Data in this exercise =
┌──

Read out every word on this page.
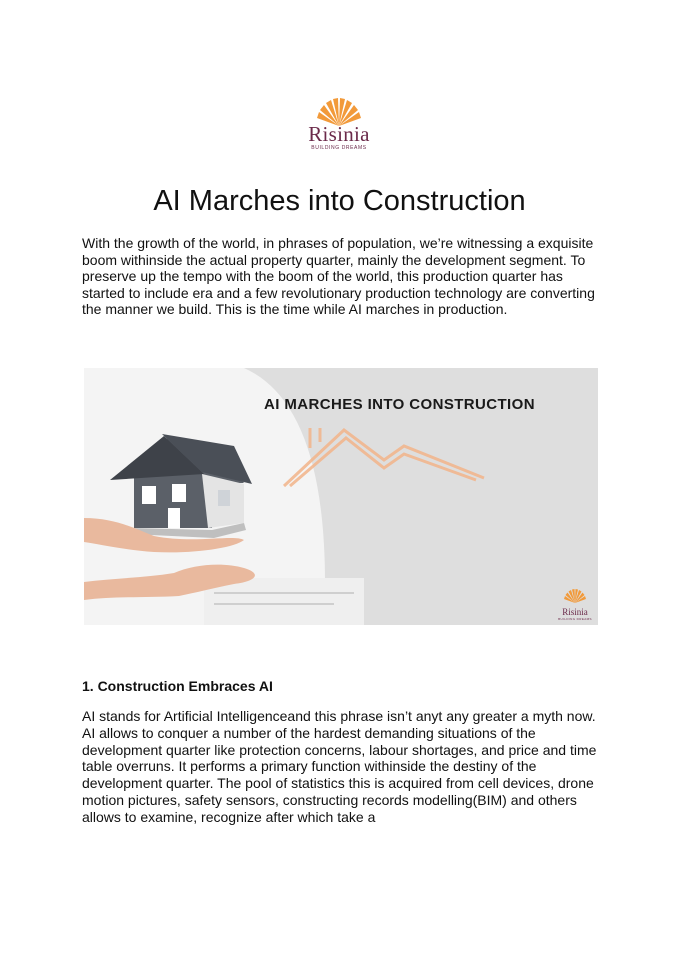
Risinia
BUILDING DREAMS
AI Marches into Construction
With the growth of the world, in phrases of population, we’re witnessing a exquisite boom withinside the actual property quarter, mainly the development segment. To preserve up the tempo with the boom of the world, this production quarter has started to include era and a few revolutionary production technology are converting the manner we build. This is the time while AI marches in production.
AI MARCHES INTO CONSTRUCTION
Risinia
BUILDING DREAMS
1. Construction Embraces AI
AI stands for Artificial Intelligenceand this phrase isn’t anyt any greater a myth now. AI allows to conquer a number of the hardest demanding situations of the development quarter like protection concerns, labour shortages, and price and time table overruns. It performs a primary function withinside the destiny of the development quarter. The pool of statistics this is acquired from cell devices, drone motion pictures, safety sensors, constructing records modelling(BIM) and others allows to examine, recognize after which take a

└──

Aim of the exercise = In this exercise, set down all of the data exactly, without the pictures.

Solution to the problem =
Read out every word on this page.
Risinia
BUILDING DREAMS
AI Marches into Construction
With the growth of the world, in phrases of population, we’re witnessing a exquisite boom withinside the actual property quarter, mainly the development segment. To preserve up the tempo with the boom of the world, this production quarter has started to include era and a few revolutionary production technology are converting the manner we build. This is the time while AI marches in production.
AI MARCHES INTO CONSTRUCTION
Risinia
BUILDING DREAMS
1. Construction Embraces AI
AI stands for Artificial Intelligenceand this phrase isn’t anyt any greater a myth now. AI allows to conquer a number of the hardest demanding situations of the development quarter like protection concerns, labour shortages, and price and time table overruns. It performs a primary function withinside the destiny of the development quarter. The pool of statistics this is acquired from cell devices, drone motion pictures, safety sensors, constructing records modelling(BIM) and others allows to examine, recognize after which take a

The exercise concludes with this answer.